■ What is expected: Although the records contain pictures, only their text should be repeated, exactly as it stands.

■ Records to process:
_ _ _ _

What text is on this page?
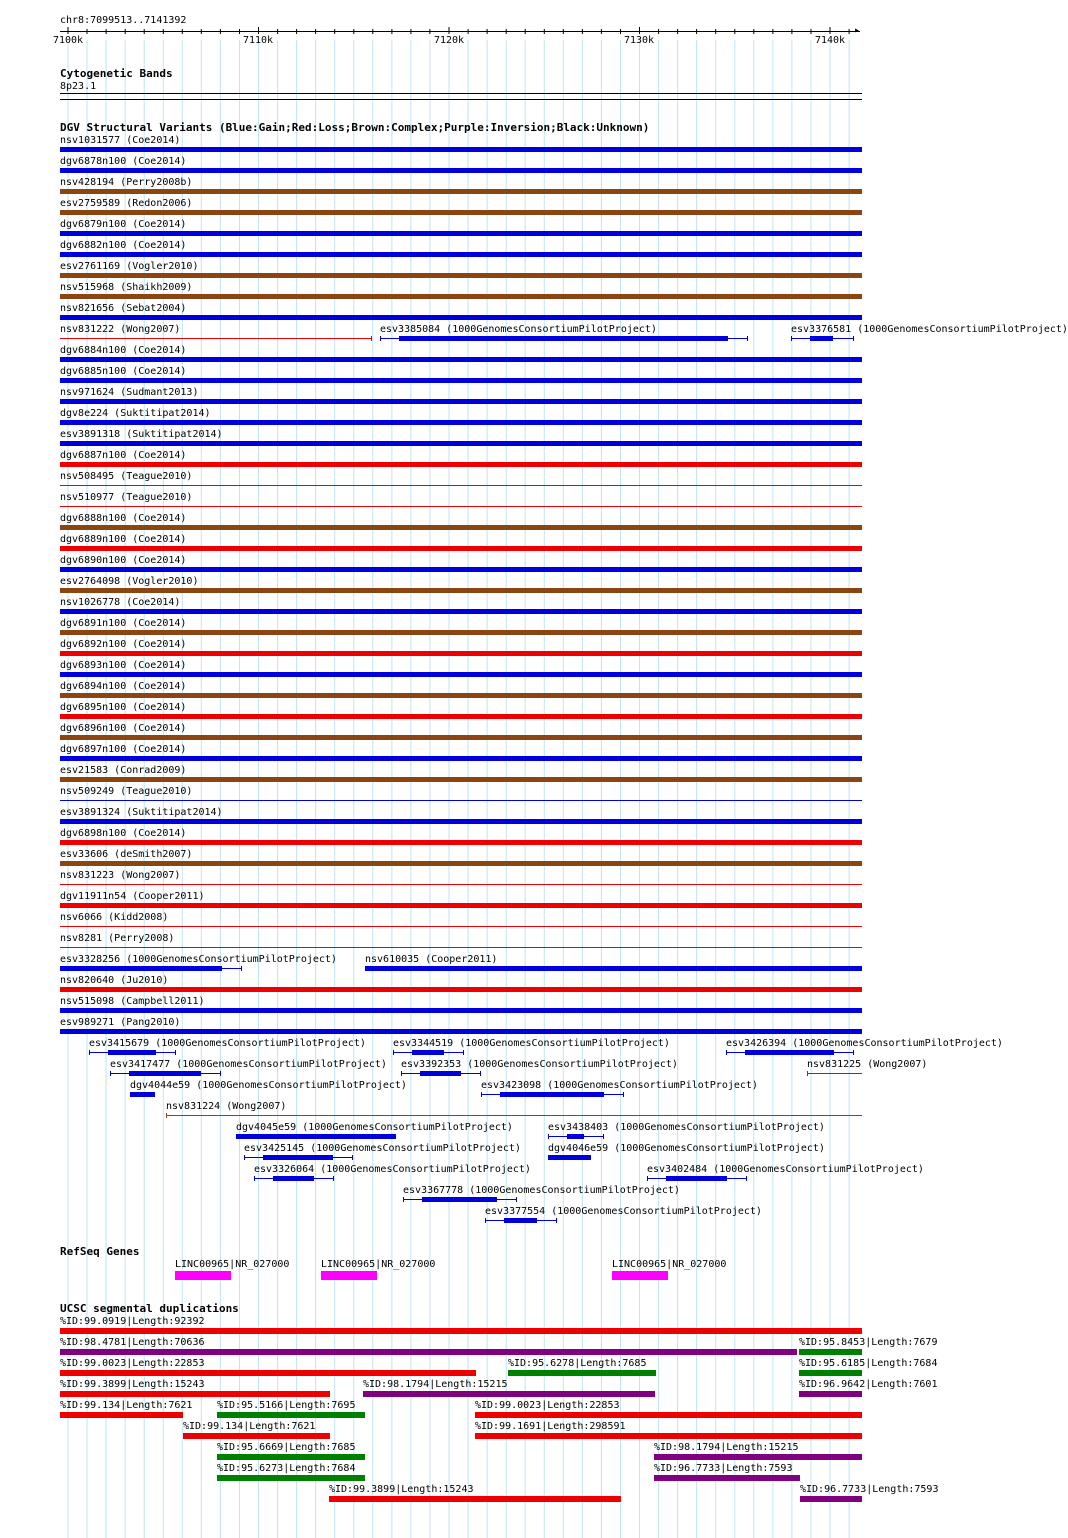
chr8:7099513..7141392
▸
7100k	7110k	7120k	7130k	7140k
Cytogenetic Bands
8p23.1
DGV Structural Variants (Blue:Gain;Red:Loss;Brown:Complex;Purple:Inversion;Black:Unknown)
RefSeq Genes
UCSC segmental duplications
nsv1031577 (Coe2014)
dgv6878n100 (Coe2014)
nsv428194 (Perry2008b)
esv2759589 (Redon2006)
dgv6879n100 (Coe2014)
dgv6882n100 (Coe2014)
esv2761169 (Vogler2010)
nsv515968 (Shaikh2009)
nsv821656 (Sebat2004)
nsv831222 (Wong2007)
dgv6884n100 (Coe2014)
dgv6885n100 (Coe2014)
nsv971624 (Sudmant2013)
dgv8e224 (Suktitipat2014)
esv3891318 (Suktitipat2014)
dgv6887n100 (Coe2014)
nsv508495 (Teague2010)
nsv510977 (Teague2010)
dgv6888n100 (Coe2014)
dgv6889n100 (Coe2014)
dgv6890n100 (Coe2014)
esv2764098 (Vogler2010)
nsv1026778 (Coe2014)
dgv6891n100 (Coe2014)
dgv6892n100 (Coe2014)
dgv6893n100 (Coe2014)
dgv6894n100 (Coe2014)
dgv6895n100 (Coe2014)
dgv6896n100 (Coe2014)
dgv6897n100 (Coe2014)
esv21583 (Conrad2009)
nsv509249 (Teague2010)
esv3891324 (Suktitipat2014)
dgv6898n100 (Coe2014)
esv33606 (deSmith2007)
nsv831223 (Wong2007)
dgv11911n54 (Cooper2011)
nsv6066 (Kidd2008)
nsv8281 (Perry2008)
esv3328256 (1000GenomesConsortiumPilotProject)
nsv820640 (Ju2010)
nsv515098 (Campbell2011)
esv989271 (Pang2010)
esv3385084 (1000GenomesConsortiumPilotProject)	esv3376581 (1000GenomesConsortiumPilotProject)
nsv610035 (Cooper2011)
esv3415679 (1000GenomesConsortiumPilotProject)	esv3344519 (1000GenomesConsortiumPilotProject)	esv3426394 (1000GenomesConsortiumPilotProject)
esv3417477 (1000GenomesConsortiumPilotProject) esv3392353 (1000GenomesConsortiumPilotProject)	nsv831225 (Wong2007)
dgv4044e59 (1000GenomesConsortiumPilotProject)	esv3423098 (1000GenomesConsortiumPilotProject)
nsv831224 (Wong2007)
dgv4045e59 (1000GenomesConsortiumPilotProject)	esv3438403 (1000GenomesConsortiumPilotProject)
esv3425145 (1000GenomesConsortiumPilotProject)	dgv4046e59 (1000GenomesConsortiumPilotProject)
esv3326064 (1000GenomesConsortiumPilotProject)	esv3402484 (1000GenomesConsortiumPilotProject)
esv3367778 (1000GenomesConsortiumPilotProject)
esv3377554 (1000GenomesConsortiumPilotProject)
LINC00965|NR_027000	LINC00965|NR_027000	LINC00965|NR_027000
%ID:99.0919|Length:92392
%ID:98.4781|Length:70636	%ID:95.8453|Length:7679
%ID:99.0023|Length:22853	%ID:95.6278|Length:7685	%ID:95.6185|Length:7684
%ID:99.3899|Length:15243	%ID:98.1794|Length:15215	%ID:96.9642|Length:7601
%ID:99.134|Length:7621 %ID:95.5166|Length:7695	%ID:99.0023|Length:22853
%ID:99.134|Length:7621	%ID:99.1691|Length:298591
%ID:95.6669|Length:7685	%ID:98.1794|Length:15215
%ID:95.6273|Length:7684	%ID:96.7733|Length:7593
%ID:99.3899|Length:15243	%ID:96.7733|Length:7593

_ _ _ _

■ Response box:
What text is on this page?
chr8:7099513..7141392
▸
7100k	7110k	7120k	7130k	7140k
Cytogenetic Bands
8p23.1
DGV Structural Variants (Blue:Gain;Red:Loss;Brown:Complex;Purple:Inversion;Black:Unknown)
RefSeq Genes
UCSC segmental duplications
nsv1031577 (Coe2014)
dgv6878n100 (Coe2014)
nsv428194 (Perry2008b)
esv2759589 (Redon2006)
dgv6879n100 (Coe2014)
dgv6882n100 (Coe2014)
esv2761169 (Vogler2010)
nsv515968 (Shaikh2009)
nsv821656 (Sebat2004)
nsv831222 (Wong2007)
dgv6884n100 (Coe2014)
dgv6885n100 (Coe2014)
nsv971624 (Sudmant2013)
dgv8e224 (Suktitipat2014)
esv3891318 (Suktitipat2014)
dgv6887n100 (Coe2014)
nsv508495 (Teague2010)
nsv510977 (Teague2010)
dgv6888n100 (Coe2014)
dgv6889n100 (Coe2014)
dgv6890n100 (Coe2014)
esv2764098 (Vogler2010)
nsv1026778 (Coe2014)
dgv6891n100 (Coe2014)
dgv6892n100 (Coe2014)
dgv6893n100 (Coe2014)
dgv6894n100 (Coe2014)
dgv6895n100 (Coe2014)
dgv6896n100 (Coe2014)
dgv6897n100 (Coe2014)
esv21583 (Conrad2009)
nsv509249 (Teague2010)
esv3891324 (Suktitipat2014)
dgv6898n100 (Coe2014)
esv33606 (deSmith2007)
nsv831223 (Wong2007)
dgv11911n54 (Cooper2011)
nsv6066 (Kidd2008)
nsv8281 (Perry2008)
esv3328256 (1000GenomesConsortiumPilotProject)
nsv820640 (Ju2010)
nsv515098 (Campbell2011)
esv989271 (Pang2010)
esv3385084 (1000GenomesConsortiumPilotProject)	esv3376581 (1000GenomesConsortiumPilotProject)
nsv610035 (Cooper2011)
esv3415679 (1000GenomesConsortiumPilotProject)	esv3344519 (1000GenomesConsortiumPilotProject)	esv3426394 (1000GenomesConsortiumPilotProject)
esv3417477 (1000GenomesConsortiumPilotProject) esv3392353 (1000GenomesConsortiumPilotProject)	nsv831225 (Wong2007)
dgv4044e59 (1000GenomesConsortiumPilotProject)	esv3423098 (1000GenomesConsortiumPilotProject)
nsv831224 (Wong2007)
dgv4045e59 (1000GenomesConsortiumPilotProject)	esv3438403 (1000GenomesConsortiumPilotProject)
esv3425145 (1000GenomesConsortiumPilotProject)	dgv4046e59 (1000GenomesConsortiumPilotProject)
esv3326064 (1000GenomesConsortiumPilotProject)	esv3402484 (1000GenomesConsortiumPilotProject)
esv3367778 (1000GenomesConsortiumPilotProject)
esv3377554 (1000GenomesConsortiumPilotProject)
LINC00965|NR_027000	LINC00965|NR_027000	LINC00965|NR_027000
%ID:99.0919|Length:92392
%ID:98.4781|Length:70636	%ID:95.8453|Length:7679
%ID:99.0023|Length:22853	%ID:95.6278|Length:7685	%ID:95.6185|Length:7684
%ID:99.3899|Length:15243	%ID:98.1794|Length:15215	%ID:96.9642|Length:7601
%ID:99.134|Length:7621 %ID:95.5166|Length:7695	%ID:99.0023|Length:22853
%ID:99.134|Length:7621	%ID:99.1691|Length:298591
%ID:95.6669|Length:7685	%ID:98.1794|Length:15215
%ID:95.6273|Length:7684	%ID:96.7733|Length:7593
%ID:99.3899|Length:15243	%ID:96.7733|Length:7593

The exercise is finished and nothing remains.